◆ DIRECTION ◆
Rewrite the items below, changing every "income-name-line" to "income-text-line" and leaving everything else as it is.
---+---
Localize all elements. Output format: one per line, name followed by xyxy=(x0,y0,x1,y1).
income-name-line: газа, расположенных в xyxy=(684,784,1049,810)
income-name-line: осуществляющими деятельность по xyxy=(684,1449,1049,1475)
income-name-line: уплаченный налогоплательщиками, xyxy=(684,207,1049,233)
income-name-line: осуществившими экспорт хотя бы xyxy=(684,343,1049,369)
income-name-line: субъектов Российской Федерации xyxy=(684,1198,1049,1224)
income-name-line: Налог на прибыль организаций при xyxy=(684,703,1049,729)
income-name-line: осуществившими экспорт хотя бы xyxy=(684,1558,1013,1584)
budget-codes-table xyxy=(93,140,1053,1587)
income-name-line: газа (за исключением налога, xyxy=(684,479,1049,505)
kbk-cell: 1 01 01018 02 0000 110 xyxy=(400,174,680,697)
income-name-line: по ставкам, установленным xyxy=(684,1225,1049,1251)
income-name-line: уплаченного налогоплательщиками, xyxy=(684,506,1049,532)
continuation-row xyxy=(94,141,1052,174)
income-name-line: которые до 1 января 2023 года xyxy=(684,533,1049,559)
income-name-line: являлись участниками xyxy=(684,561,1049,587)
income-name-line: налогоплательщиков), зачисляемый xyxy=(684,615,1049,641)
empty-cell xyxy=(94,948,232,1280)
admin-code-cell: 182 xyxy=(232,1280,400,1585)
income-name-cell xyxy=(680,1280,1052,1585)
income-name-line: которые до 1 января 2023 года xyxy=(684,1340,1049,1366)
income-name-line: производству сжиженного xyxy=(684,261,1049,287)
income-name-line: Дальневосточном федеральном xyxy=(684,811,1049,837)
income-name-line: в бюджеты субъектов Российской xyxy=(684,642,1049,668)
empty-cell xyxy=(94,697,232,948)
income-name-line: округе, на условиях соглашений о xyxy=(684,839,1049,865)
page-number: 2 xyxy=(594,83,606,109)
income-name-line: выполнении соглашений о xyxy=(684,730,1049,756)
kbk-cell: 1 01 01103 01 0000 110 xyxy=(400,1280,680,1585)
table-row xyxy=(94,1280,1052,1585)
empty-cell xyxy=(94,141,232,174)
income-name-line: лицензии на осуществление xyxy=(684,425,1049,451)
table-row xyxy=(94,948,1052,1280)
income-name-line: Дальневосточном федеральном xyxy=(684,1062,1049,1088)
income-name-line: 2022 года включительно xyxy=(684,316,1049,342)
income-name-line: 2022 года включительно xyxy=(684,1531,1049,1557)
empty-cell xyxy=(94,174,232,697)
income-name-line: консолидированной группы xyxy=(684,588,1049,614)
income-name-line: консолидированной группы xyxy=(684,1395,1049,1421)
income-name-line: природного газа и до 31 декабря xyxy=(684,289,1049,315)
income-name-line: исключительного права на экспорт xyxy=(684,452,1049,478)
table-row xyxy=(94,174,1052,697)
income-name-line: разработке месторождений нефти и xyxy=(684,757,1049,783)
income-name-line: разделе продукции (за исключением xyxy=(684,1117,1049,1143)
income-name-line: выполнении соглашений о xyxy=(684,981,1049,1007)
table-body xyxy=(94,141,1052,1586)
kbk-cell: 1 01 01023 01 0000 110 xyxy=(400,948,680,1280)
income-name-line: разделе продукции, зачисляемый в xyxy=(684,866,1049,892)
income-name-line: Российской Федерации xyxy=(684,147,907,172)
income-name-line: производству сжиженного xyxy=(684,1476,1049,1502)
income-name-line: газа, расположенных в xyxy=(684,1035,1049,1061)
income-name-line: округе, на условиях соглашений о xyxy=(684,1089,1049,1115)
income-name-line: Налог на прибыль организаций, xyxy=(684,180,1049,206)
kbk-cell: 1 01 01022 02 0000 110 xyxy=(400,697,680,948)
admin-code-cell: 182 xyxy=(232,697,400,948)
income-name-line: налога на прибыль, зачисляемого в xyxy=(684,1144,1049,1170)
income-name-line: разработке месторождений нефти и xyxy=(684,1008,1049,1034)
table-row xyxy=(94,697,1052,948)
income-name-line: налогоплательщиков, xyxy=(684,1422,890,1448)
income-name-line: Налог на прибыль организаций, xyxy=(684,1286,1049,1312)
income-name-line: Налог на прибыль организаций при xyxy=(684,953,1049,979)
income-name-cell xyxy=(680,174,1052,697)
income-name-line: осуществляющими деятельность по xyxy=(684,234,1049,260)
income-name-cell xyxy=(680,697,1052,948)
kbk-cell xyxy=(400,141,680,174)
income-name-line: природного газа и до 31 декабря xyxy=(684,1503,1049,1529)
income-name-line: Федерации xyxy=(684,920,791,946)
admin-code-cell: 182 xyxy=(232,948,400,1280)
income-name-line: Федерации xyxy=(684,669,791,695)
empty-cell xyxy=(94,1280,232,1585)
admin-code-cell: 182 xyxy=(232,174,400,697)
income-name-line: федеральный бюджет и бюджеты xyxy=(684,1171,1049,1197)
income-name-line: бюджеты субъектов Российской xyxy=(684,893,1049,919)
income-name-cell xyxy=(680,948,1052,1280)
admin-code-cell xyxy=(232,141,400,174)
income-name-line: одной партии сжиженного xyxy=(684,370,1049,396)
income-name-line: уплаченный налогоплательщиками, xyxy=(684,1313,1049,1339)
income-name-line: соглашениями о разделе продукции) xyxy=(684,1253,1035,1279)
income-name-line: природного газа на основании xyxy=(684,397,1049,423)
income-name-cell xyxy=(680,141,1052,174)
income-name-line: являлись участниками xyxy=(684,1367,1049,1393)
---+---
◆ TASK RESULT ◆
Localize all elements. Output format: one per line, name followed by xyxy=(x0,y0,x1,y1).
income-text-line: газа, расположенных в xyxy=(684,784,1049,810)
income-text-line: осуществляющими деятельность по xyxy=(684,1449,1049,1475)
income-text-line: уплаченный налогоплательщиками, xyxy=(684,207,1049,233)
income-text-line: осуществившими экспорт хотя бы xyxy=(684,343,1049,369)
income-text-line: субъектов Российской Федерации xyxy=(684,1198,1049,1224)
income-text-line: Налог на прибыль организаций при xyxy=(684,703,1049,729)
income-text-line: осуществившими экспорт хотя бы xyxy=(684,1558,1013,1584)
budget-codes-table xyxy=(93,140,1053,1587)
income-text-line: газа (за исключением налога, xyxy=(684,479,1049,505)
kbk-cell: 1 01 01018 02 0000 110 xyxy=(400,174,680,697)
income-text-line: по ставкам, установленным xyxy=(684,1225,1049,1251)
income-text-line: уплаченного налогоплательщиками, xyxy=(684,506,1049,532)
continuation-row xyxy=(94,141,1052,174)
income-text-line: которые до 1 января 2023 года xyxy=(684,533,1049,559)
income-text-line: являлись участниками xyxy=(684,561,1049,587)
income-text-line: налогоплательщиков), зачисляемый xyxy=(684,615,1049,641)
empty-cell xyxy=(94,948,232,1280)
admin-code-cell: 182 xyxy=(232,1280,400,1585)
income-name-cell xyxy=(680,1280,1052,1585)
income-text-line: которые до 1 января 2023 года xyxy=(684,1340,1049,1366)
income-text-line: производству сжиженного xyxy=(684,261,1049,287)
income-text-line: Дальневосточном федеральном xyxy=(684,811,1049,837)
income-text-line: в бюджеты субъектов Российской xyxy=(684,642,1049,668)
empty-cell xyxy=(94,697,232,948)
income-text-line: округе, на условиях соглашений о xyxy=(684,839,1049,865)
page-number: 2 xyxy=(594,83,606,109)
income-text-line: выполнении соглашений о xyxy=(684,730,1049,756)
kbk-cell: 1 01 01103 01 0000 110 xyxy=(400,1280,680,1585)
table-row xyxy=(94,1280,1052,1585)
empty-cell xyxy=(94,141,232,174)
income-text-line: лицензии на осуществление xyxy=(684,425,1049,451)
table-row xyxy=(94,948,1052,1280)
income-text-line: Дальневосточном федеральном xyxy=(684,1062,1049,1088)
income-text-line: 2022 года включительно xyxy=(684,316,1049,342)
income-text-line: 2022 года включительно xyxy=(684,1531,1049,1557)
empty-cell xyxy=(94,174,232,697)
income-text-line: консолидированной группы xyxy=(684,588,1049,614)
income-text-line: консолидированной группы xyxy=(684,1395,1049,1421)
income-text-line: природного газа и до 31 декабря xyxy=(684,289,1049,315)
income-text-line: исключительного права на экспорт xyxy=(684,452,1049,478)
table-row xyxy=(94,174,1052,697)
income-text-line: разработке месторождений нефти и xyxy=(684,757,1049,783)
income-text-line: разделе продукции (за исключением xyxy=(684,1117,1049,1143)
income-text-line: выполнении соглашений о xyxy=(684,981,1049,1007)
table-body xyxy=(94,141,1052,1586)
kbk-cell: 1 01 01023 01 0000 110 xyxy=(400,948,680,1280)
income-text-line: разделе продукции, зачисляемый в xyxy=(684,866,1049,892)
income-text-line: Российской Федерации xyxy=(684,147,907,172)
income-text-line: производству сжиженного xyxy=(684,1476,1049,1502)
income-text-line: газа, расположенных в xyxy=(684,1035,1049,1061)
income-text-line: округе, на условиях соглашений о xyxy=(684,1089,1049,1115)
income-text-line: Налог на прибыль организаций, xyxy=(684,180,1049,206)
kbk-cell: 1 01 01022 02 0000 110 xyxy=(400,697,680,948)
admin-code-cell: 182 xyxy=(232,697,400,948)
income-text-line: налога на прибыль, зачисляемого в xyxy=(684,1144,1049,1170)
income-text-line: разработке месторождений нефти и xyxy=(684,1008,1049,1034)
table-row xyxy=(94,697,1052,948)
income-text-line: налогоплательщиков, xyxy=(684,1422,890,1448)
income-text-line: Налог на прибыль организаций, xyxy=(684,1286,1049,1312)
income-text-line: Налог на прибыль организаций при xyxy=(684,953,1049,979)
income-name-cell xyxy=(680,174,1052,697)
income-text-line: осуществляющими деятельность по xyxy=(684,234,1049,260)
income-name-cell xyxy=(680,697,1052,948)
kbk-cell xyxy=(400,141,680,174)
income-text-line: природного газа и до 31 декабря xyxy=(684,1503,1049,1529)
income-text-line: Федерации xyxy=(684,920,791,946)
admin-code-cell: 182 xyxy=(232,948,400,1280)
income-text-line: Федерации xyxy=(684,669,791,695)
empty-cell xyxy=(94,1280,232,1585)
admin-code-cell: 182 xyxy=(232,174,400,697)
income-text-line: федеральный бюджет и бюджеты xyxy=(684,1171,1049,1197)
income-text-line: бюджеты субъектов Российской xyxy=(684,893,1049,919)
income-name-cell xyxy=(680,948,1052,1280)
admin-code-cell xyxy=(232,141,400,174)
income-text-line: одной партии сжиженного xyxy=(684,370,1049,396)
income-text-line: уплаченный налогоплательщиками, xyxy=(684,1313,1049,1339)
income-text-line: соглашениями о разделе продукции) xyxy=(684,1253,1035,1279)
income-text-line: природного газа на основании xyxy=(684,397,1049,423)
income-name-cell xyxy=(680,141,1052,174)
income-text-line: являлись участниками xyxy=(684,1367,1049,1393)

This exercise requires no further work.